* BEGIN Dataset content *
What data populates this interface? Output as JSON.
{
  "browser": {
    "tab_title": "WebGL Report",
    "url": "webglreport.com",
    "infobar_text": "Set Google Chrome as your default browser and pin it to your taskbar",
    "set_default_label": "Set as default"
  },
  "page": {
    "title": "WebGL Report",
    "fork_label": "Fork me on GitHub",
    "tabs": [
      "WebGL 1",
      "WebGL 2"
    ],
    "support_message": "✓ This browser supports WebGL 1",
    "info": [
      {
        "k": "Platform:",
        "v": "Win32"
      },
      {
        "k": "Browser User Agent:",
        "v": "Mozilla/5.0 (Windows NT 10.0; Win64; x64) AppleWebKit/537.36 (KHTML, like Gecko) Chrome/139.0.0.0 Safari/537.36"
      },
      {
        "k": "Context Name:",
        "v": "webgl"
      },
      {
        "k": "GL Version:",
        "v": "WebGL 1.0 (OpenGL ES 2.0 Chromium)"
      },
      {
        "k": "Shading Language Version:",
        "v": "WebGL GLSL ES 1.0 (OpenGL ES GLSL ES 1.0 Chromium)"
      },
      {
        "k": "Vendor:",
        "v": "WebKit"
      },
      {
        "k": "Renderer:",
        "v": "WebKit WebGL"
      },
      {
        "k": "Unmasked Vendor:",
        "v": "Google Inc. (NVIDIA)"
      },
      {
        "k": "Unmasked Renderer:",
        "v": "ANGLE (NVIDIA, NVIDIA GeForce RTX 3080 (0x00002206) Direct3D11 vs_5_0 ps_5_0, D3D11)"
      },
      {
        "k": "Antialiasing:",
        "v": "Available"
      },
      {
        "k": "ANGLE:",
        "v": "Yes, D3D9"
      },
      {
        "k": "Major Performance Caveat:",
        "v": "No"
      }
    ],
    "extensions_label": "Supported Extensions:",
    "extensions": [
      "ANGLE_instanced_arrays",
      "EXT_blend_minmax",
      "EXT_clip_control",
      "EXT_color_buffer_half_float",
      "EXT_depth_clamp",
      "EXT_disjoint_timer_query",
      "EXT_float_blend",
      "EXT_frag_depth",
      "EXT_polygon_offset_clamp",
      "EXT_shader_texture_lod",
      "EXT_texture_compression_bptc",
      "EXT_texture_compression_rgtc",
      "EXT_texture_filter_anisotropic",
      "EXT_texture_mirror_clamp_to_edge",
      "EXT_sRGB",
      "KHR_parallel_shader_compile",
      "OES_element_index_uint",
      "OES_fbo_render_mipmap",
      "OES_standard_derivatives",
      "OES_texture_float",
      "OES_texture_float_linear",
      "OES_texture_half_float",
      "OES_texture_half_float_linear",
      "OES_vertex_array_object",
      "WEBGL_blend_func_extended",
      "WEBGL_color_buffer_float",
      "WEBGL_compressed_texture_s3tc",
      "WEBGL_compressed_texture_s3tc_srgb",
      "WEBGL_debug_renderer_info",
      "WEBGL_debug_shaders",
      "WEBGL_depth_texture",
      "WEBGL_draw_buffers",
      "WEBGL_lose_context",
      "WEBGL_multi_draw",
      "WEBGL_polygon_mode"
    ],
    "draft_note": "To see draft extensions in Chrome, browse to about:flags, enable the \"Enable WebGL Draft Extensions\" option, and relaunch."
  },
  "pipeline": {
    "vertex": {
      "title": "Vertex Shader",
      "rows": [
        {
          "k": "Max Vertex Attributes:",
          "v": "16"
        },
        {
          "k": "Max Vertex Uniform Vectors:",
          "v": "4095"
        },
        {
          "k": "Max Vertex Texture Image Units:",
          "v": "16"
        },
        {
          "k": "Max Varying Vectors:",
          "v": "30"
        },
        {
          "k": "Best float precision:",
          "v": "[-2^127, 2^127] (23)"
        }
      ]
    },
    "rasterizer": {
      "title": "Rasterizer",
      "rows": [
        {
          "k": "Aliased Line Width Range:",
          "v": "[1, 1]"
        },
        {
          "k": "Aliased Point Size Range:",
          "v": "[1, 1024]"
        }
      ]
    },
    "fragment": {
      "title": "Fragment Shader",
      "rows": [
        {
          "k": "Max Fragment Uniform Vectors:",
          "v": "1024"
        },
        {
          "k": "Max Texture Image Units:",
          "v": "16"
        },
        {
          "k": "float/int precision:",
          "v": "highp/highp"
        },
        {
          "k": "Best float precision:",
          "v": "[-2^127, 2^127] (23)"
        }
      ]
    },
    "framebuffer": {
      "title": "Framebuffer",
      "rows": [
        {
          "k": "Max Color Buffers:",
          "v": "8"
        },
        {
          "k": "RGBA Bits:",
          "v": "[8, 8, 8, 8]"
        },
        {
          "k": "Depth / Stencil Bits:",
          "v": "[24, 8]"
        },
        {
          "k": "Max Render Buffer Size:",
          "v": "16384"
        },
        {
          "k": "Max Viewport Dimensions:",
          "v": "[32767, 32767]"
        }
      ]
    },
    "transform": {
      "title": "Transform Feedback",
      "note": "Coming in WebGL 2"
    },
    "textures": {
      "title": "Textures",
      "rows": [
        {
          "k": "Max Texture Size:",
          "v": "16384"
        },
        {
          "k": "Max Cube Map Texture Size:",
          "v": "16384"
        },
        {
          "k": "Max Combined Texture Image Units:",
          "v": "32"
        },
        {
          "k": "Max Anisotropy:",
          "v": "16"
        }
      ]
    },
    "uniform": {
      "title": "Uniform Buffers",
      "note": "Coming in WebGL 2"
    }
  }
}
* END Dataset content *
▶ **Task objective**: Restate every record exactly, leaving nothing out.

▶ **Result of the task**:
What data populates this interface? Output as JSON.
{
  "browser": {
    "tab_title": "WebGL Report",
    "url": "webglreport.com",
    "infobar_text": "Set Google Chrome as your default browser and pin it to your taskbar",
    "set_default_label": "Set as default"
  },
  "page": {
    "title": "WebGL Report",
    "fork_label": "Fork me on GitHub",
    "tabs": [
      "WebGL 1",
      "WebGL 2"
    ],
    "support_message": "✓ This browser supports WebGL 1",
    "info": [
      {
        "k": "Platform:",
        "v": "Win32"
      },
      {
        "k": "Browser User Agent:",
        "v": "Mozilla/5.0 (Windows NT 10.0; Win64; x64) AppleWebKit/537.36 (KHTML, like Gecko) Chrome/139.0.0.0 Safari/537.36"
      },
      {
        "k": "Context Name:",
        "v": "webgl"
      },
      {
        "k": "GL Version:",
        "v": "WebGL 1.0 (OpenGL ES 2.0 Chromium)"
      },
      {
        "k": "Shading Language Version:",
        "v": "WebGL GLSL ES 1.0 (OpenGL ES GLSL ES 1.0 Chromium)"
      },
      {
        "k": "Vendor:",
        "v": "WebKit"
      },
      {
        "k": "Renderer:",
        "v": "WebKit WebGL"
      },
      {
        "k": "Unmasked Vendor:",
        "v": "Google Inc. (NVIDIA)"
      },
      {
        "k": "Unmasked Renderer:",
        "v": "ANGLE (NVIDIA, NVIDIA GeForce RTX 3080 (0x00002206) Direct3D11 vs_5_0 ps_5_0, D3D11)"
      },
      {
        "k": "Antialiasing:",
        "v": "Available"
      },
      {
        "k": "ANGLE:",
        "v": "Yes, D3D9"
      },
      {
        "k": "Major Performance Caveat:",
        "v": "No"
      }
    ],
    "extensions_label": "Supported Extensions:",
    "extensions": [
      "ANGLE_instanced_arrays",
      "EXT_blend_minmax",
      "EXT_clip_control",
      "EXT_color_buffer_half_float",
      "EXT_depth_clamp",
      "EXT_disjoint_timer_query",
      "EXT_float_blend",
      "EXT_frag_depth",
      "EXT_polygon_offset_clamp",
      "EXT_shader_texture_lod",
      "EXT_texture_compression_bptc",
      "EXT_texture_compression_rgtc",
      "EXT_texture_filter_anisotropic",
      "EXT_texture_mirror_clamp_to_edge",
      "EXT_sRGB",
      "KHR_parallel_shader_compile",
      "OES_element_index_uint",
      "OES_fbo_render_mipmap",
      "OES_standard_derivatives",
      "OES_texture_float",
      "OES_texture_float_linear",
      "OES_texture_half_float",
      "OES_texture_half_float_linear",
      "OES_vertex_array_object",
      "WEBGL_blend_func_extended",
      "WEBGL_color_buffer_float",
      "WEBGL_compressed_texture_s3tc",
      "WEBGL_compressed_texture_s3tc_srgb",
      "WEBGL_debug_renderer_info",
      "WEBGL_debug_shaders",
      "WEBGL_depth_texture",
      "WEBGL_draw_buffers",
      "WEBGL_lose_context",
      "WEBGL_multi_draw",
      "WEBGL_polygon_mode"
    ],
    "draft_note": "To see draft extensions in Chrome, browse to about:flags, enable the \"Enable WebGL Draft Extensions\" option, and relaunch."
  },
  "pipeline": {
    "vertex": {
      "title": "Vertex Shader",
      "rows": [
        {
          "k": "Max Vertex Attributes:",
          "v": "16"
        },
        {
          "k": "Max Vertex Uniform Vectors:",
          "v": "4095"
        },
        {
          "k": "Max Vertex Texture Image Units:",
          "v": "16"
        },
        {
          "k": "Max Varying Vectors:",
          "v": "30"
        },
        {
          "k": "Best float precision:",
          "v": "[-2^127, 2^127] (23)"
        }
      ]
    },
    "rasterizer": {
      "title": "Rasterizer",
      "rows": [
        {
          "k": "Aliased Line Width Range:",
          "v": "[1, 1]"
        },
        {
          "k": "Aliased Point Size Range:",
          "v": "[1, 1024]"
        }
      ]
    },
    "fragment": {
      "title": "Fragment Shader",
      "rows": [
        {
          "k": "Max Fragment Uniform Vectors:",
          "v": "1024"
        },
        {
          "k": "Max Texture Image Units:",
          "v": "16"
        },
        {
          "k": "float/int precision:",
          "v": "highp/highp"
        },
        {
          "k": "Best float precision:",
          "v": "[-2^127, 2^127] (23)"
        }
      ]
    },
    "framebuffer": {
      "title": "Framebuffer",
      "rows": [
        {
          "k": "Max Color Buffers:",
          "v": "8"
        },
        {
          "k": "RGBA Bits:",
          "v": "[8, 8, 8, 8]"
        },
        {
          "k": "Depth / Stencil Bits:",
          "v": "[24, 8]"
        },
        {
          "k": "Max Render Buffer Size:",
          "v": "16384"
        },
        {
          "k": "Max Viewport Dimensions:",
          "v": "[32767, 32767]"
        }
      ]
    },
    "transform": {
      "title": "Transform Feedback",
      "note": "Coming in WebGL 2"
    },
    "textures": {
      "title": "Textures",
      "rows": [
        {
          "k": "Max Texture Size:",
          "v": "16384"
        },
        {
          "k": "Max Cube Map Texture Size:",
          "v": "16384"
        },
        {
          "k": "Max Combined Texture Image Units:",
          "v": "32"
        },
        {
          "k": "Max Anisotropy:",
          "v": "16"
        }
      ]
    },
    "uniform": {
      "title": "Uniform Buffers",
      "note": "Coming in WebGL 2"
    }
  }
}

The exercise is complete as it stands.